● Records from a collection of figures
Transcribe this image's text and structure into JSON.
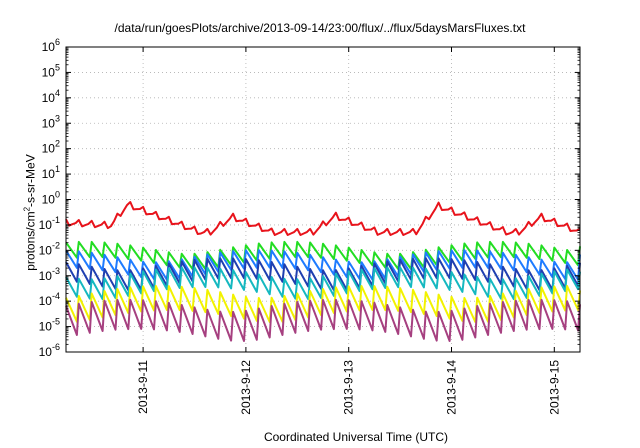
{
  "chart_data": {
    "type": "line",
    "title": "/data/run/goesPlots/archive/2013-09-14/23:00/flux/../flux/5daysMarsFluxes.txt",
    "xlabel": "Coordinated Universal Time (UTC)",
    "ylabel_main": "protons/cm",
    "ylabel_sup": "2",
    "ylabel_tail": "-s-sr-MeV",
    "y_scale": "log",
    "ylim": [
      1e-06,
      1000000.0
    ],
    "xlim_days": [
      0,
      5
    ],
    "grid": true,
    "y_ticks": [
      {
        "base": "10",
        "exp": "-6",
        "value": 1e-06
      },
      {
        "base": "10",
        "exp": "-5",
        "value": 1e-05
      },
      {
        "base": "10",
        "exp": "-4",
        "value": 0.0001
      },
      {
        "base": "10",
        "exp": "-3",
        "value": 0.001
      },
      {
        "base": "10",
        "exp": "-2",
        "value": 0.01
      },
      {
        "base": "10",
        "exp": "-1",
        "value": 0.1
      },
      {
        "base": "10",
        "exp": "0",
        "value": 1
      },
      {
        "base": "10",
        "exp": "1",
        "value": 10
      },
      {
        "base": "10",
        "exp": "2",
        "value": 100
      },
      {
        "base": "10",
        "exp": "3",
        "value": 1000
      },
      {
        "base": "10",
        "exp": "4",
        "value": 10000
      },
      {
        "base": "10",
        "exp": "5",
        "value": 100000
      },
      {
        "base": "10",
        "exp": "6",
        "value": 1000000
      }
    ],
    "x_ticks": [
      {
        "label": "2013-9-11",
        "day": 0.75
      },
      {
        "label": "2013-9-12",
        "day": 1.75
      },
      {
        "label": "2013-9-13",
        "day": 2.75
      },
      {
        "label": "2013-9-14",
        "day": 3.75
      },
      {
        "label": "2013-9-15",
        "day": 4.75
      }
    ],
    "series": [
      {
        "color": "#e8131b",
        "base": 0.12,
        "amp_lo": 0.68,
        "amp_hi": 1.4,
        "peaks": [
          {
            "day": 0.6,
            "value": 0.62
          },
          {
            "day": 1.62,
            "value": 0.2
          },
          {
            "day": 2.62,
            "value": 0.22
          },
          {
            "day": 3.62,
            "value": 0.55
          },
          {
            "day": 4.62,
            "value": 0.2
          }
        ],
        "trough": 0.05
      },
      {
        "color": "#22dd22",
        "base": 0.009,
        "amp_lo": 0.4,
        "amp_hi": 1.6
      },
      {
        "color": "#1e7bff",
        "base": 0.004,
        "amp_lo": 0.35,
        "amp_hi": 1.7
      },
      {
        "color": "#1f3fb0",
        "base": 0.0018,
        "amp_lo": 0.3,
        "amp_hi": 1.8
      },
      {
        "color": "#15b8c0",
        "base": 0.0008,
        "amp_lo": 0.3,
        "amp_hi": 1.8
      },
      {
        "color": "#f2f200",
        "base": 0.00012,
        "amp_lo": 0.25,
        "amp_hi": 2.2
      },
      {
        "color": "#a64080",
        "base": 3e-05,
        "amp_lo": 0.18,
        "amp_hi": 2.5
      }
    ]
  }
}
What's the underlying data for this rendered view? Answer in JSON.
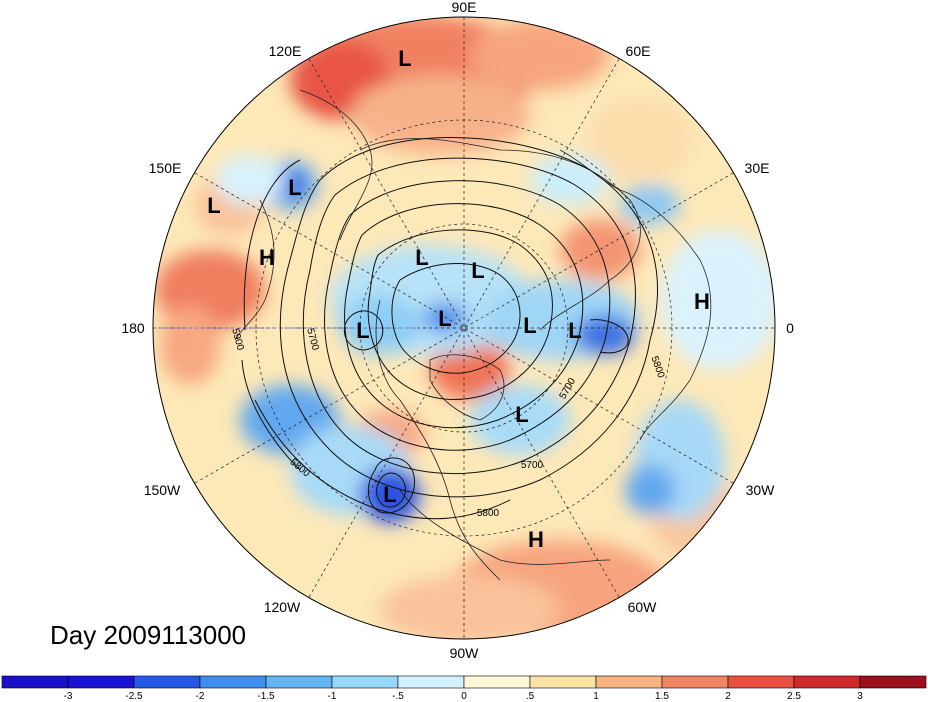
{
  "title": "Day 2009113000",
  "longitude_labels": {
    "e90": "90E",
    "e120": "120E",
    "e60": "60E",
    "e150": "150E",
    "e30": "30E",
    "e180": "180",
    "e0": "0",
    "w150": "150W",
    "w30": "30W",
    "w120": "120W",
    "w60": "60W",
    "w90": "90W"
  },
  "pressure_markers": [
    "L",
    "L",
    "L",
    "H",
    "L",
    "L",
    "L",
    "L",
    "L",
    "L",
    "H",
    "L",
    "L",
    "H"
  ],
  "contour_labels": [
    "5900",
    "5700",
    "5800",
    "5700",
    "5800",
    "5700",
    "5800"
  ],
  "colorbar": {
    "ticks": [
      "-3",
      "-2.5",
      "-2",
      "-1.5",
      "-1",
      "-.5",
      "0",
      ".5",
      "1",
      "1.5",
      "2",
      "2.5",
      "3"
    ],
    "colors": [
      "#1c12d4",
      "#2658e6",
      "#3e8ff0",
      "#62b4f4",
      "#96d8f9",
      "#d3f2fd",
      "#fcf8d8",
      "#fbe3a5",
      "#f8b383",
      "#f28563",
      "#e9503f",
      "#cf2a2a",
      "#a5121f"
    ]
  },
  "colors": {
    "ocean": "#fde2a9",
    "warm": "#f19070",
    "cool": "#7cc2f2",
    "deep_blue": "#2646e0"
  }
}
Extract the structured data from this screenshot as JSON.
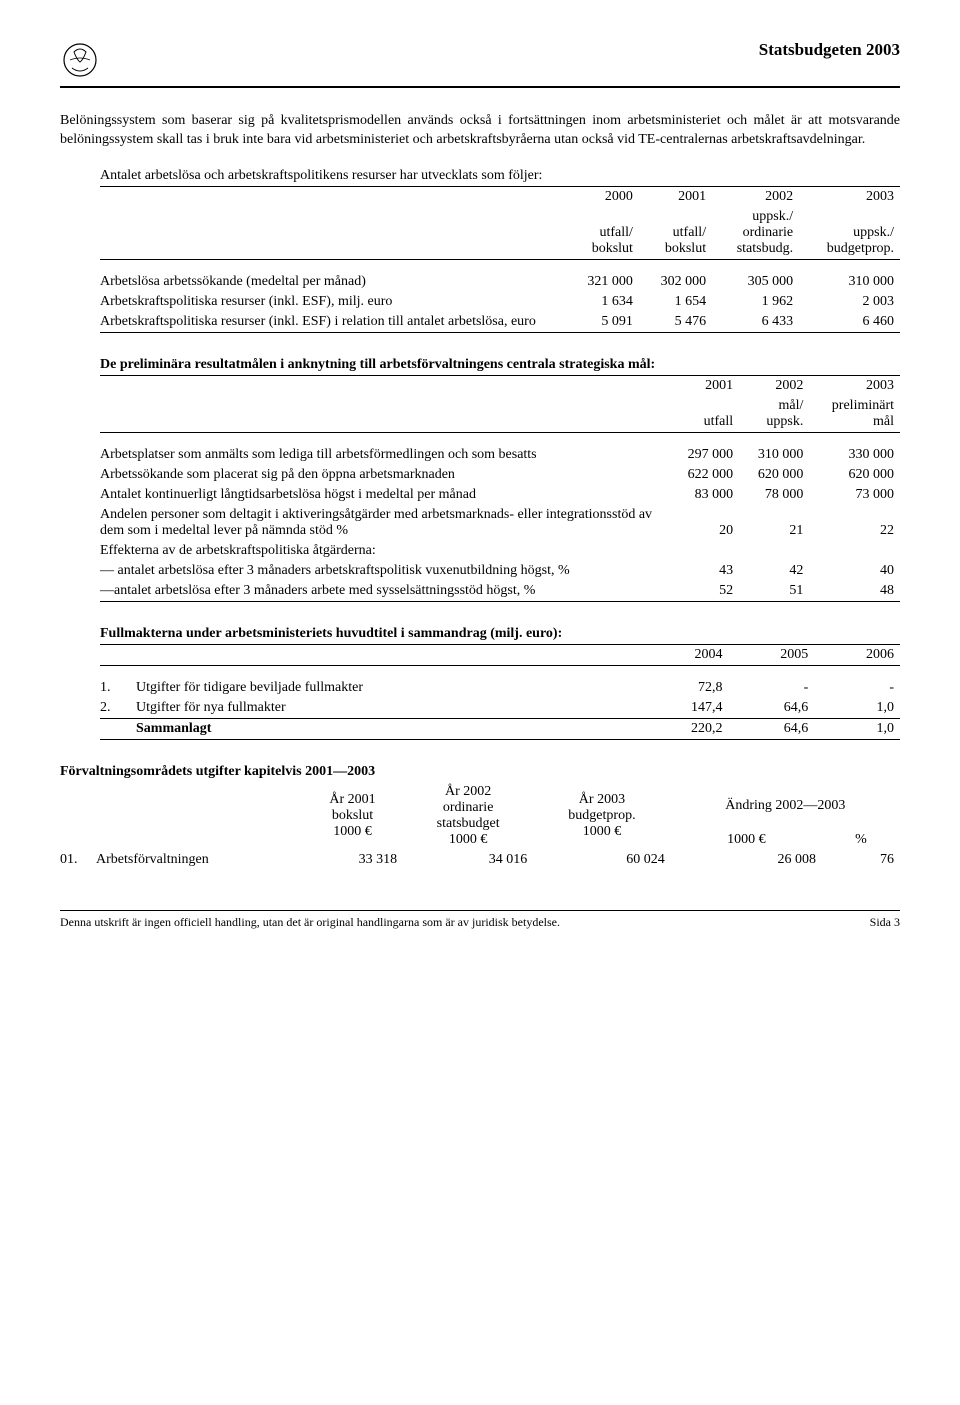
{
  "header": {
    "doc_title": "Statsbudgeten 2003"
  },
  "intro_para": "Belöningssystem som baserar sig på kvalitetsprismodellen används också i fortsättningen inom arbetsministeriet och målet är att motsvarande belöningssystem skall tas i bruk inte bara vid arbetsministeriet och arbetskraftsbyråerna utan också vid TE-centralernas arbetskraftsavdelningar.",
  "table1": {
    "caption": "Antalet arbetslösa och arbetskraftspolitikens resurser har utvecklats som följer:",
    "head_years": [
      "2000",
      "2001",
      "2002",
      "2003"
    ],
    "head_sub": [
      "utfall/\nbokslut",
      "utfall/\nbokslut",
      "uppsk./\nordinarie\nstatsbudg.",
      "uppsk./\nbudgetprop."
    ],
    "rows": [
      {
        "label": "Arbetslösa arbetssökande (medeltal per månad)",
        "c": [
          "321 000",
          "302 000",
          "305 000",
          "310 000"
        ]
      },
      {
        "label": "Arbetskraftspolitiska resurser (inkl. ESF), milj. euro",
        "c": [
          "1 634",
          "1 654",
          "1 962",
          "2 003"
        ]
      },
      {
        "label": "Arbetskraftspolitiska resurser (inkl. ESF) i relation till antalet arbetslösa, euro",
        "c": [
          "5 091",
          "5 476",
          "6 433",
          "6 460"
        ]
      }
    ]
  },
  "table2": {
    "caption": "De preliminära resultatmålen i anknytning till arbetsförvaltningens centrala strategiska mål:",
    "head_years": [
      "2001",
      "2002",
      "2003"
    ],
    "head_sub": [
      "utfall",
      "mål/\nuppsk.",
      "preliminärt\nmål"
    ],
    "rows": [
      {
        "label": "Arbetsplatser som anmälts som lediga till arbetsförmedlingen och som besatts",
        "c": [
          "297 000",
          "310 000",
          "330 000"
        ]
      },
      {
        "label": "Arbetssökande som placerat sig på den öppna arbetsmarknaden",
        "c": [
          "622 000",
          "620 000",
          "620 000"
        ]
      },
      {
        "label": "Antalet kontinuerligt långtidsarbetslösa högst i medeltal per månad",
        "c": [
          "83 000",
          "78 000",
          "73 000"
        ]
      },
      {
        "label": "Andelen personer som deltagit i aktiveringsåtgärder med arbetsmarknads- eller integrationsstöd av dem som i medeltal lever på nämnda stöd %",
        "c": [
          "20",
          "21",
          "22"
        ]
      },
      {
        "label": "Effekterna av de arbetskraftspolitiska åtgärderna:",
        "c": [
          "",
          "",
          ""
        ]
      },
      {
        "label": "— antalet arbetslösa efter 3 månaders arbetskraftspolitisk vuxenutbildning högst, %",
        "c": [
          "43",
          "42",
          "40"
        ]
      },
      {
        "label": "—antalet arbetslösa efter 3 månaders arbete med sysselsättningsstöd högst, %",
        "c": [
          "52",
          "51",
          "48"
        ]
      }
    ]
  },
  "table3": {
    "caption": "Fullmakterna under arbetsministeriets huvudtitel i sammandrag (milj. euro):",
    "head_years": [
      "2004",
      "2005",
      "2006"
    ],
    "rows": [
      {
        "n": "1.",
        "label": "Utgifter för tidigare beviljade fullmakter",
        "c": [
          "72,8",
          "-",
          "-"
        ]
      },
      {
        "n": "2.",
        "label": "Utgifter för nya fullmakter",
        "c": [
          "147,4",
          "64,6",
          "1,0"
        ]
      }
    ],
    "total": {
      "label": "Sammanlagt",
      "c": [
        "220,2",
        "64,6",
        "1,0"
      ]
    }
  },
  "table4": {
    "caption": "Förvaltningsområdets utgifter kapitelvis 2001—2003",
    "head": {
      "c1": "År 2001\nbokslut\n1000 €",
      "c2": "År 2002\nordinarie\nstatsbudget\n1000 €",
      "c3": "År 2003\nbudgetprop.\n1000 €",
      "c4_top": "Ändring 2002—2003",
      "c4a": "1000 €",
      "c4b": "%"
    },
    "rows": [
      {
        "n": "01.",
        "label": "Arbetsförvaltningen",
        "c": [
          "33 318",
          "34 016",
          "60 024",
          "26 008",
          "76"
        ]
      }
    ]
  },
  "footer": {
    "left": "Denna utskrift är ingen officiell handling, utan det är original handlingarna som är av juridisk betydelse.",
    "right": "Sida 3"
  }
}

● REQUIREMENTS
Looking at the data above, how many lines hold the word "nbudgetprop"? Respond with the number alone.

● RESPONSE
2